Records from a dataset
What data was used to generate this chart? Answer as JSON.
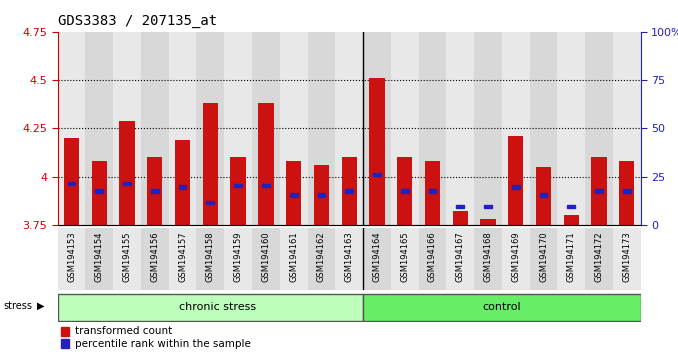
{
  "title": "GDS3383 / 207135_at",
  "samples": [
    "GSM194153",
    "GSM194154",
    "GSM194155",
    "GSM194156",
    "GSM194157",
    "GSM194158",
    "GSM194159",
    "GSM194160",
    "GSM194161",
    "GSM194162",
    "GSM194163",
    "GSM194164",
    "GSM194165",
    "GSM194166",
    "GSM194167",
    "GSM194168",
    "GSM194169",
    "GSM194170",
    "GSM194171",
    "GSM194172",
    "GSM194173"
  ],
  "red_values": [
    4.2,
    4.08,
    4.29,
    4.1,
    4.19,
    4.38,
    4.1,
    4.38,
    4.08,
    4.06,
    4.1,
    4.51,
    4.1,
    4.08,
    3.82,
    3.78,
    4.21,
    4.05,
    3.8,
    4.1,
    4.08
  ],
  "blue_positions": [
    3.965,
    3.925,
    3.965,
    3.925,
    3.945,
    3.865,
    3.955,
    3.955,
    3.905,
    3.905,
    3.925,
    4.01,
    3.925,
    3.925,
    3.845,
    3.845,
    3.945,
    3.905,
    3.845,
    3.925,
    3.925
  ],
  "blue_low": [
    false,
    false,
    false,
    false,
    false,
    false,
    false,
    false,
    false,
    false,
    false,
    false,
    false,
    false,
    true,
    true,
    false,
    false,
    true,
    false,
    false
  ],
  "chronic_count": 11,
  "ymin": 3.75,
  "ymax": 4.75,
  "yticks": [
    3.75,
    4.0,
    4.25,
    4.5,
    4.75
  ],
  "ytick_labels": [
    "3.75",
    "4",
    "4.25",
    "4.5",
    "4.75"
  ],
  "right_yticks": [
    0,
    25,
    50,
    75,
    100
  ],
  "right_ytick_labels": [
    "0",
    "25",
    "50",
    "75",
    "100%"
  ],
  "bar_color": "#cc1111",
  "blue_color": "#2222bb",
  "baseline": 3.75,
  "bar_width": 0.55,
  "legend_items": [
    "transformed count",
    "percentile rank within the sample"
  ],
  "stress_label": "stress",
  "grid_dotted_at": [
    4.0,
    4.25,
    4.5
  ],
  "xlabel_color": "#cc0000",
  "right_axis_color": "#2222bb",
  "chronic_color": "#bbffbb",
  "control_color": "#66ee66",
  "col_bg_even": "#e8e8e8",
  "col_bg_odd": "#d8d8d8"
}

**WHAT YOU WILL DO**
The data should be printed again unchanged; leave its pictures out.

**WRITTEN RESPONSE**
What data was used to generate this chart? Answer as JSON.
{
  "title": "GDS3383 / 207135_at",
  "samples": [
    "GSM194153",
    "GSM194154",
    "GSM194155",
    "GSM194156",
    "GSM194157",
    "GSM194158",
    "GSM194159",
    "GSM194160",
    "GSM194161",
    "GSM194162",
    "GSM194163",
    "GSM194164",
    "GSM194165",
    "GSM194166",
    "GSM194167",
    "GSM194168",
    "GSM194169",
    "GSM194170",
    "GSM194171",
    "GSM194172",
    "GSM194173"
  ],
  "red_values": [
    4.2,
    4.08,
    4.29,
    4.1,
    4.19,
    4.38,
    4.1,
    4.38,
    4.08,
    4.06,
    4.1,
    4.51,
    4.1,
    4.08,
    3.82,
    3.78,
    4.21,
    4.05,
    3.8,
    4.1,
    4.08
  ],
  "blue_positions": [
    3.965,
    3.925,
    3.965,
    3.925,
    3.945,
    3.865,
    3.955,
    3.955,
    3.905,
    3.905,
    3.925,
    4.01,
    3.925,
    3.925,
    3.845,
    3.845,
    3.945,
    3.905,
    3.845,
    3.925,
    3.925
  ],
  "blue_low": [
    false,
    false,
    false,
    false,
    false,
    false,
    false,
    false,
    false,
    false,
    false,
    false,
    false,
    false,
    true,
    true,
    false,
    false,
    true,
    false,
    false
  ],
  "chronic_count": 11,
  "ymin": 3.75,
  "ymax": 4.75,
  "yticks": [
    3.75,
    4.0,
    4.25,
    4.5,
    4.75
  ],
  "ytick_labels": [
    "3.75",
    "4",
    "4.25",
    "4.5",
    "4.75"
  ],
  "right_yticks": [
    0,
    25,
    50,
    75,
    100
  ],
  "right_ytick_labels": [
    "0",
    "25",
    "50",
    "75",
    "100%"
  ],
  "bar_color": "#cc1111",
  "blue_color": "#2222bb",
  "baseline": 3.75,
  "bar_width": 0.55,
  "legend_items": [
    "transformed count",
    "percentile rank within the sample"
  ],
  "stress_label": "stress",
  "grid_dotted_at": [
    4.0,
    4.25,
    4.5
  ],
  "xlabel_color": "#cc0000",
  "right_axis_color": "#2222bb",
  "chronic_color": "#bbffbb",
  "control_color": "#66ee66",
  "col_bg_even": "#e8e8e8",
  "col_bg_odd": "#d8d8d8"
}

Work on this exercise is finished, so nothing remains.